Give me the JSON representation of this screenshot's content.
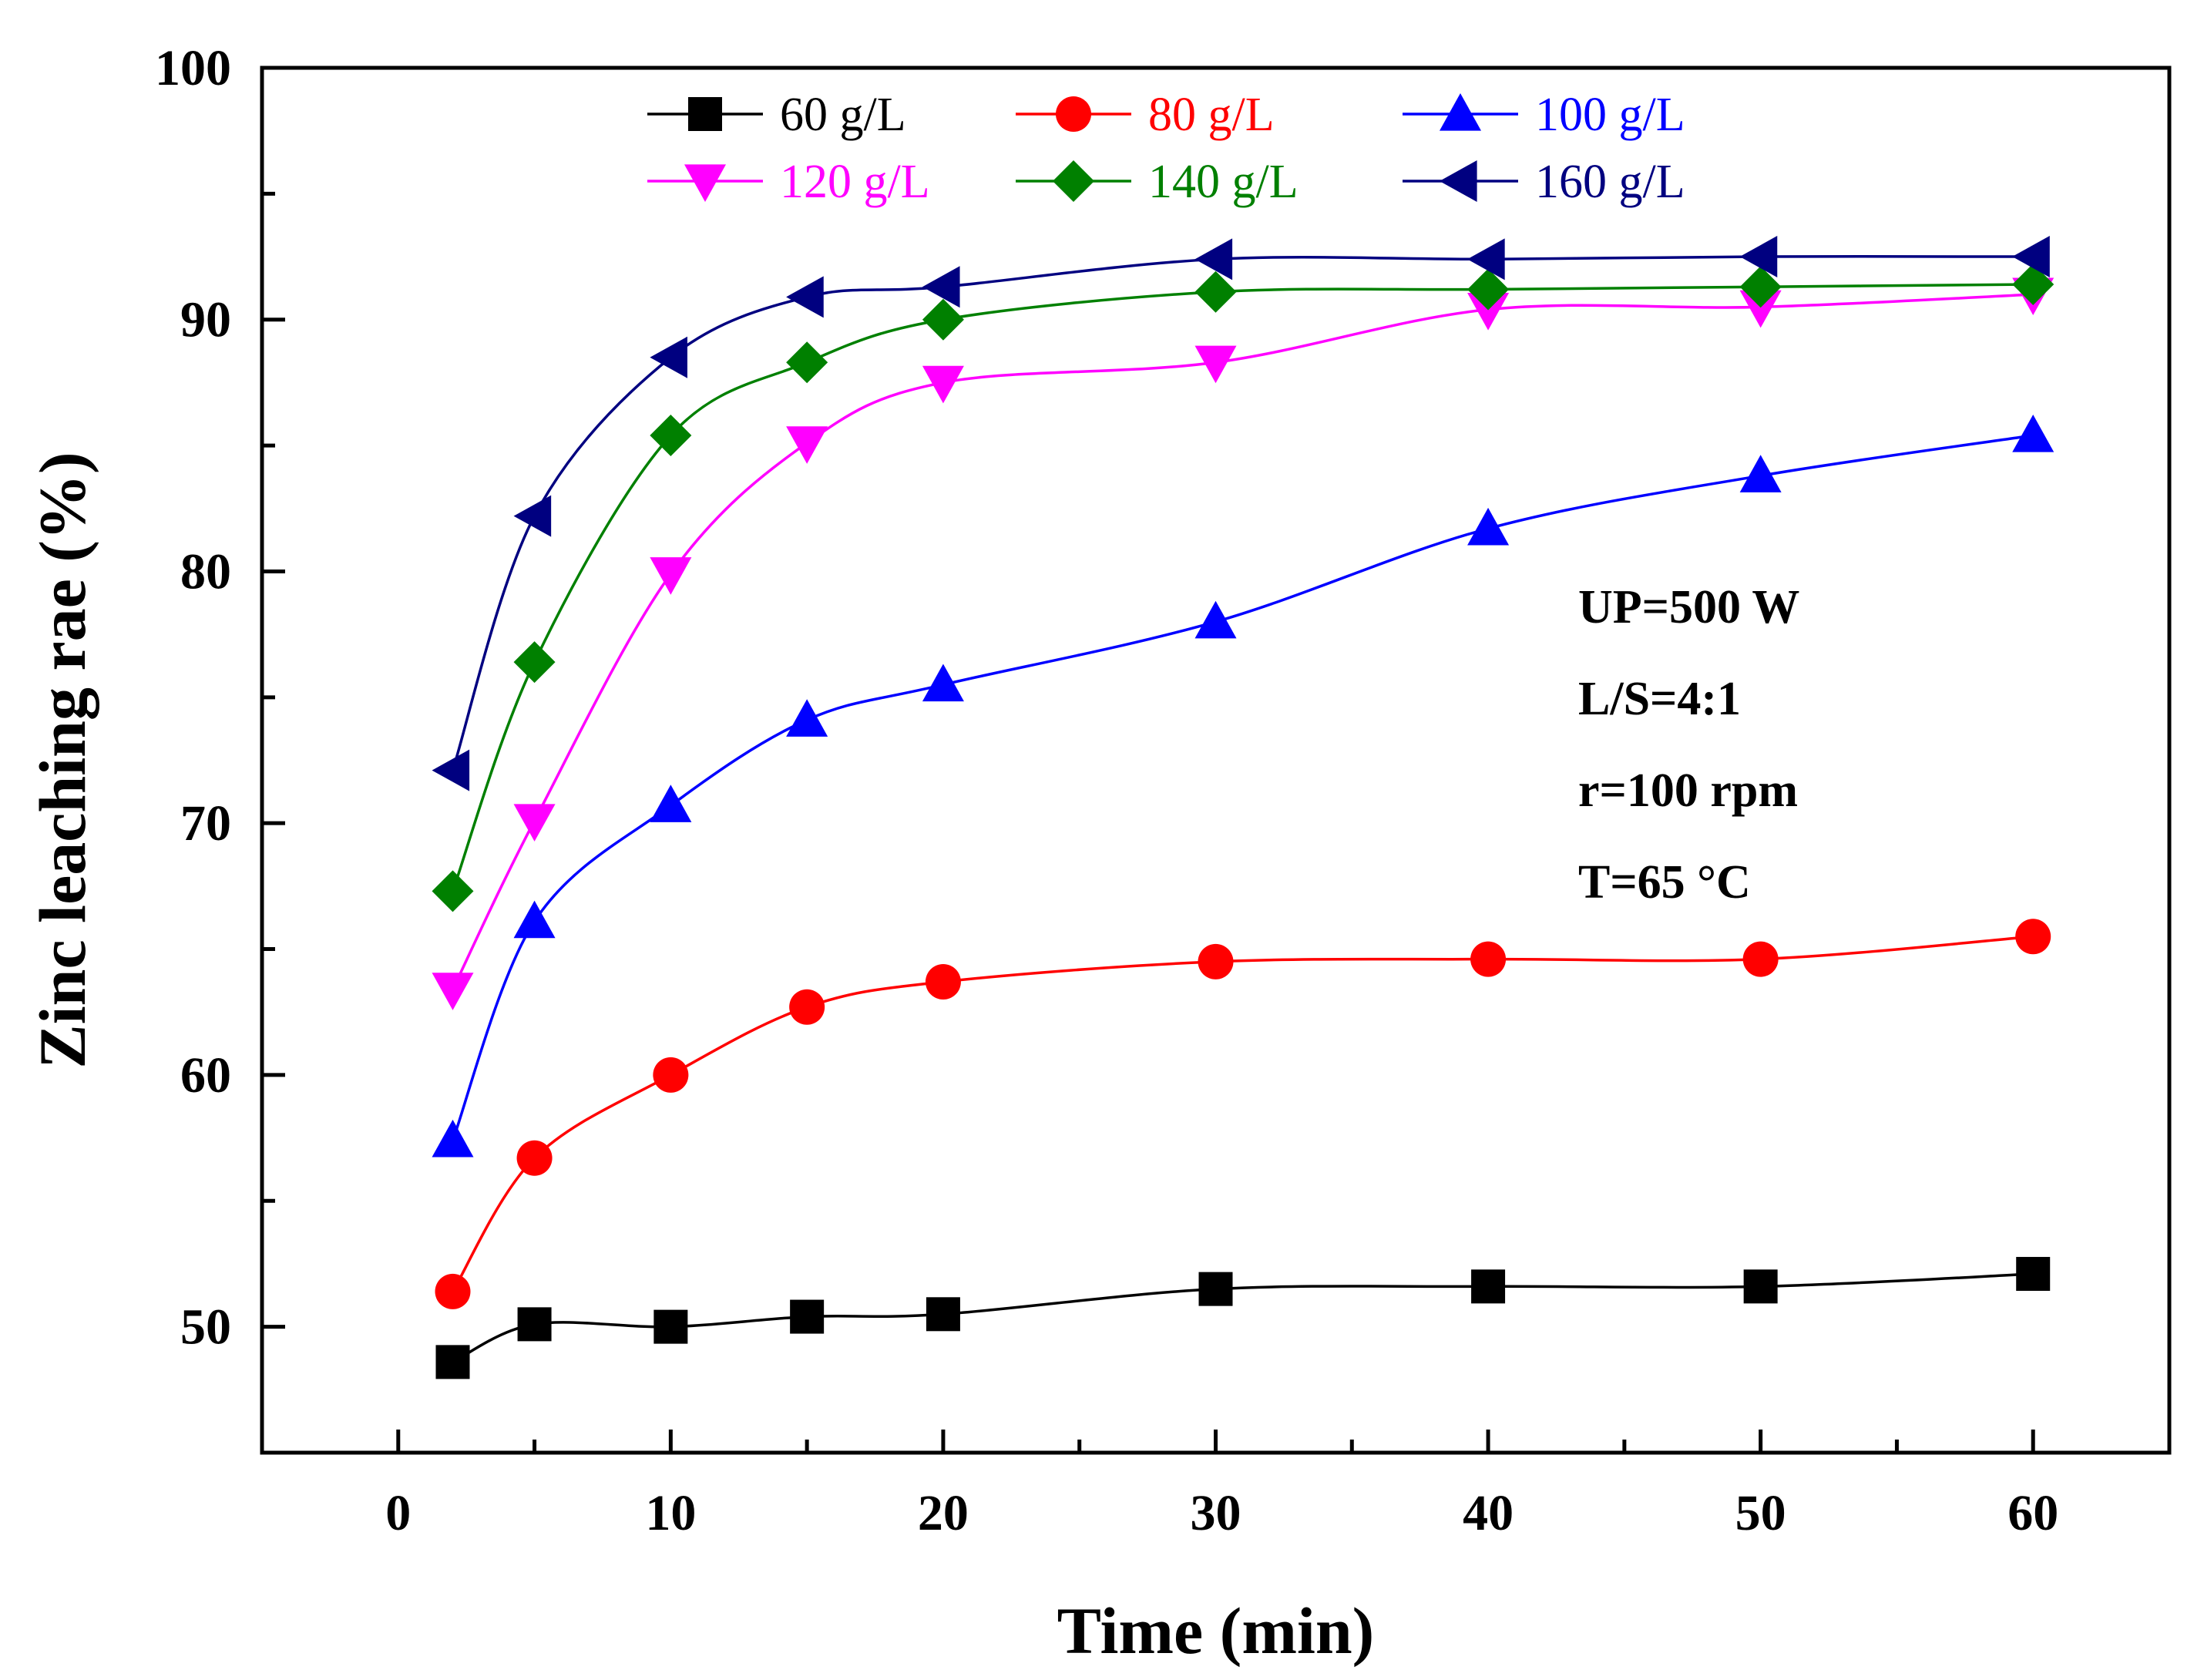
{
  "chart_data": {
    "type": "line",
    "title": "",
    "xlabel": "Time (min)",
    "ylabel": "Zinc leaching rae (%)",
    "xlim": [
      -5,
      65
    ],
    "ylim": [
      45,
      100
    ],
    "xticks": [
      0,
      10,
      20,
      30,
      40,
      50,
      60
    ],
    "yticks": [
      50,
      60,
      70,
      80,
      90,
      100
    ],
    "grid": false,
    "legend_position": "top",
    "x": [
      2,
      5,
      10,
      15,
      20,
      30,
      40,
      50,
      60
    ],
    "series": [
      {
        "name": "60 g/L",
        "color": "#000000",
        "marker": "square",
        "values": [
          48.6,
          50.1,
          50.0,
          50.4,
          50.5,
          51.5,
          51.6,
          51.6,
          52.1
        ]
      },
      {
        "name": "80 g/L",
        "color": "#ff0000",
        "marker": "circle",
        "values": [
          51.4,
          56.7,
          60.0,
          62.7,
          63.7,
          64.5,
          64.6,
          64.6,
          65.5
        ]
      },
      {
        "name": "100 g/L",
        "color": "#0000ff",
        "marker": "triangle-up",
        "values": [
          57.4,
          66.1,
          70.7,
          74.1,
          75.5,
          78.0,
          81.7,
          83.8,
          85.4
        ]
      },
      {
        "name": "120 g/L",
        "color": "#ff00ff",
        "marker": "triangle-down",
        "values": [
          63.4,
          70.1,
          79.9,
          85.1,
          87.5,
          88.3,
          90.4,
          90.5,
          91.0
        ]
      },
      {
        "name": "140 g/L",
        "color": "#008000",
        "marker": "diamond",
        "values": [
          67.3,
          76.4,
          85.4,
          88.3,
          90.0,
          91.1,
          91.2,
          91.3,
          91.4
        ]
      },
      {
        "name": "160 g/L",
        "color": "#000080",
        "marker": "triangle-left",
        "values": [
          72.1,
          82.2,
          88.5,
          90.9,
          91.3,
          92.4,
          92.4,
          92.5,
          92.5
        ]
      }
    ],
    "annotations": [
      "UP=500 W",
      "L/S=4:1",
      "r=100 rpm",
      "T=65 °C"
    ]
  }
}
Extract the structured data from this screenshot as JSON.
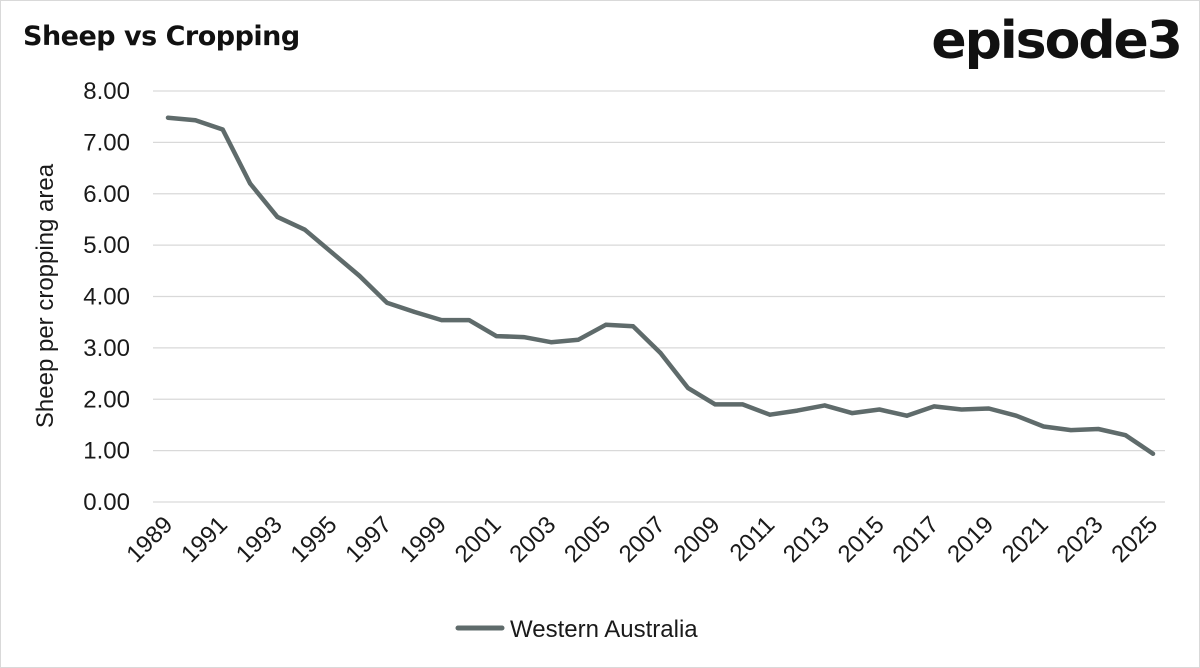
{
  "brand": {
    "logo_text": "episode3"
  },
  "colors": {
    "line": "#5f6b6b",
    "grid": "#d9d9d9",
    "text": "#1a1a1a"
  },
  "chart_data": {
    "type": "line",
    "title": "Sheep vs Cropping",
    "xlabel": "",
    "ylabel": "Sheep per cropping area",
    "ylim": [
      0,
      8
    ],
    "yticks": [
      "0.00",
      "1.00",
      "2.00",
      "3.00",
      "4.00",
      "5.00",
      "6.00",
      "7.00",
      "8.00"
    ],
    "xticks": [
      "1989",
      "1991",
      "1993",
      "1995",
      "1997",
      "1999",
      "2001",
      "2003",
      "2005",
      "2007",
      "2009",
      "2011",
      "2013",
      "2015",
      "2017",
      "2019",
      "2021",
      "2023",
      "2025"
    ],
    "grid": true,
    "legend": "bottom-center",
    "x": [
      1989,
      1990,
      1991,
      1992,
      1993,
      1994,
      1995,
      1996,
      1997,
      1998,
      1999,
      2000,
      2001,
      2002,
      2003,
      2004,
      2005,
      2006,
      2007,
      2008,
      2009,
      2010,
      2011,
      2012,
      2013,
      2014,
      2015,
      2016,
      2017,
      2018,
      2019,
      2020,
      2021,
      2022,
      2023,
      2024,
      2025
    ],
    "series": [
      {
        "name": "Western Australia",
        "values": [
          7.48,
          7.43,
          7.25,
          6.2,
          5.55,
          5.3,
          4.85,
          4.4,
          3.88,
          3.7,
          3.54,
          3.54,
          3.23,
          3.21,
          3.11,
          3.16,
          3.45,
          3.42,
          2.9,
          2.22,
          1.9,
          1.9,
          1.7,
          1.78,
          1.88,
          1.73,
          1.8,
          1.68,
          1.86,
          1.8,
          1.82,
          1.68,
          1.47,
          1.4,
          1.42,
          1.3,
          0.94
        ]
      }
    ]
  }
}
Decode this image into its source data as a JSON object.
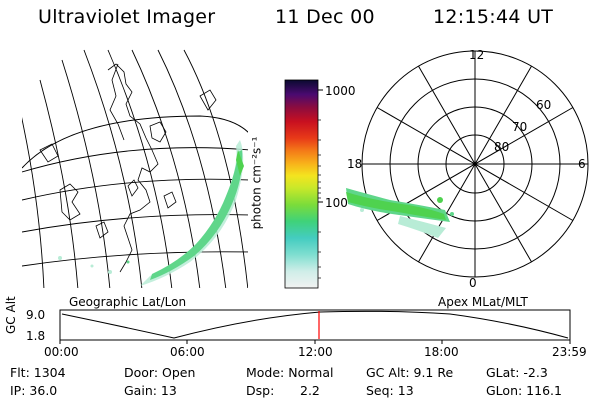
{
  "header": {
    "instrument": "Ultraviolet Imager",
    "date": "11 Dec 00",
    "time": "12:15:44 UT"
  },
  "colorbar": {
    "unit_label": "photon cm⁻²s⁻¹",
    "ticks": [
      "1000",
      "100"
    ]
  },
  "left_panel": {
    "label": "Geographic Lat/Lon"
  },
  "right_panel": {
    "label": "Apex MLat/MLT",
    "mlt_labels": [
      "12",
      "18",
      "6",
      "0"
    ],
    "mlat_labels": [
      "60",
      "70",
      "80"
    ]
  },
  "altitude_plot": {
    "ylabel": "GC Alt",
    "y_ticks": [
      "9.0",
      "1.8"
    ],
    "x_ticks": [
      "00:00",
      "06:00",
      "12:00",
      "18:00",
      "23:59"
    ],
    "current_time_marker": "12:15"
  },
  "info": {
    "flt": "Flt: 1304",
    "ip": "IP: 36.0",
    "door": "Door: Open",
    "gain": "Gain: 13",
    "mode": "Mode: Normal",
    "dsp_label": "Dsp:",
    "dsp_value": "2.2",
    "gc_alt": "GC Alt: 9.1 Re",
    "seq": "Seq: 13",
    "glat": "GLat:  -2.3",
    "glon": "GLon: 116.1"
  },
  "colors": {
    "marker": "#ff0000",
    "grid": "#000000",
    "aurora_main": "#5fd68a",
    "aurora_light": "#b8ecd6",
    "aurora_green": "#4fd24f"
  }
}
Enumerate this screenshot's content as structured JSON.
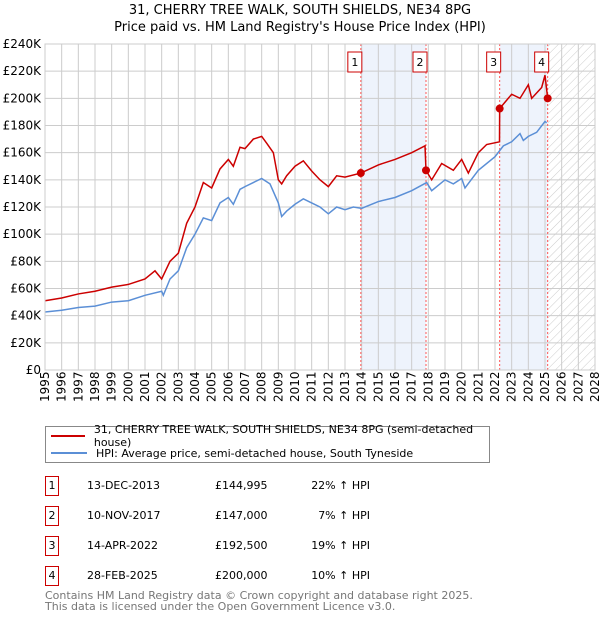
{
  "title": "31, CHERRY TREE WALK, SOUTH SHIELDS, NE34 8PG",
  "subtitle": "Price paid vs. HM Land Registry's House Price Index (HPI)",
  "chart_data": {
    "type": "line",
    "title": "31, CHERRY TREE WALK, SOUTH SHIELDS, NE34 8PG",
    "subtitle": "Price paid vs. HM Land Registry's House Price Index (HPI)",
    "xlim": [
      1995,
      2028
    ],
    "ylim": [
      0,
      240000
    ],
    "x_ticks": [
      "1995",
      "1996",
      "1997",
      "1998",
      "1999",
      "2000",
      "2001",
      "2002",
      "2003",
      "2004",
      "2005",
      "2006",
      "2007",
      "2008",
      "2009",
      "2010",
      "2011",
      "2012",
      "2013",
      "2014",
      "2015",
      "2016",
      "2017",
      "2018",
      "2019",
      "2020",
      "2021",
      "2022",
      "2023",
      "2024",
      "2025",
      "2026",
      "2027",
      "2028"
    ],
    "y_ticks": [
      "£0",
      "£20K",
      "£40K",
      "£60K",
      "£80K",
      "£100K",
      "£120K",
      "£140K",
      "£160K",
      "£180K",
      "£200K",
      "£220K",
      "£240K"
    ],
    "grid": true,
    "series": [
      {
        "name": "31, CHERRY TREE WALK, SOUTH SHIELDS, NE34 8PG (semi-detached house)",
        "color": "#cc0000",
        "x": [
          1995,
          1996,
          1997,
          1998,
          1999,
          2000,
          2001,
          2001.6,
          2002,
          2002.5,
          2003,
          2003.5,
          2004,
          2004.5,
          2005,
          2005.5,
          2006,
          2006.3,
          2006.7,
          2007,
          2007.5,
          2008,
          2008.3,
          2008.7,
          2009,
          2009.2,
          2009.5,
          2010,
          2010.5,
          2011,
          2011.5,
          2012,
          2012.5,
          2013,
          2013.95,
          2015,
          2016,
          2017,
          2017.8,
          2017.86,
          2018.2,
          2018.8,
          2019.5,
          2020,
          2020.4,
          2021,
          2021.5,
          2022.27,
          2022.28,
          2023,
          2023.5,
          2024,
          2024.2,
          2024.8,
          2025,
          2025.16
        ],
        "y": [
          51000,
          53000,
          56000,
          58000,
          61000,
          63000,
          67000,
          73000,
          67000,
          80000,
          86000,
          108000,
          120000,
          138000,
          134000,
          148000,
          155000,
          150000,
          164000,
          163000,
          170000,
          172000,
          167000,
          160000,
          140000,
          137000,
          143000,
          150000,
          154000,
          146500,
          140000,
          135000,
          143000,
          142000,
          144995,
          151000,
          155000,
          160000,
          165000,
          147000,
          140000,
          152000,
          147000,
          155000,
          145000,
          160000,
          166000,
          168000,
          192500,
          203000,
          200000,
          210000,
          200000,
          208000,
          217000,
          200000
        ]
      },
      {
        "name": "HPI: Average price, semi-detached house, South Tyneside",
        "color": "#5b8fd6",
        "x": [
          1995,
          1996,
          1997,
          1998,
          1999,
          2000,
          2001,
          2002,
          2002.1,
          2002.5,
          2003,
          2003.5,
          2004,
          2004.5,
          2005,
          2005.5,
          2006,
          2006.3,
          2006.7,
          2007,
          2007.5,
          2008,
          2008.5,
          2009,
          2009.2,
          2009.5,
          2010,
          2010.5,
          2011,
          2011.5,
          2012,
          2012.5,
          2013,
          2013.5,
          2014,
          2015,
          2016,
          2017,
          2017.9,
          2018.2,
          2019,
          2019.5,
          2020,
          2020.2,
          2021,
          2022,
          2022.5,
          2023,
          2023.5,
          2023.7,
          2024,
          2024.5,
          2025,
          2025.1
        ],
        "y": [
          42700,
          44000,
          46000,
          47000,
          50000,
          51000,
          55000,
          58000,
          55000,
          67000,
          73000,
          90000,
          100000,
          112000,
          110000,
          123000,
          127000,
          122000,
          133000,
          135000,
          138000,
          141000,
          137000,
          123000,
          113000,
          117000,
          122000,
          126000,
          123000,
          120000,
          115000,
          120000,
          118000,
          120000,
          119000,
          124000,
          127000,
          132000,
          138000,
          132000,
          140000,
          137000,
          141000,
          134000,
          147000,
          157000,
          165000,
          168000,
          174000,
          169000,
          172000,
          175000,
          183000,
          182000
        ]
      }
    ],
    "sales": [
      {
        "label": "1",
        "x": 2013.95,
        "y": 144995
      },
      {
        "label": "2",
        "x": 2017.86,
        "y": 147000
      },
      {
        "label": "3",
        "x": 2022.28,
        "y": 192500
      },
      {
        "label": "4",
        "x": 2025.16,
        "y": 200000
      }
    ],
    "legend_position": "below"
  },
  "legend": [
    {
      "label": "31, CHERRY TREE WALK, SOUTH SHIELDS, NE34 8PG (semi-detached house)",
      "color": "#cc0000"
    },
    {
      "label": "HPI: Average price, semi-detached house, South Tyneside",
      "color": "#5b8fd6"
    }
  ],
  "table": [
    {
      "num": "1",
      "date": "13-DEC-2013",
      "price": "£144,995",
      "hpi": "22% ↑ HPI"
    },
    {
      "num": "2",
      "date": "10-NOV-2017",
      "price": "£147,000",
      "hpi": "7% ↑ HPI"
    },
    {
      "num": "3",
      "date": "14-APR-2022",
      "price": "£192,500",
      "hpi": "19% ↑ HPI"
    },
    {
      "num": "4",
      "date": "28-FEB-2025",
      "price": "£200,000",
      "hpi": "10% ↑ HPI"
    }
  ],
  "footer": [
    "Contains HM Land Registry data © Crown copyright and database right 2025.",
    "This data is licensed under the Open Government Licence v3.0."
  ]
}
+ + + + + + +
*Written task:* Only the count is needed: the number of lines in the data that include the word "Average".

*Written reply:* 2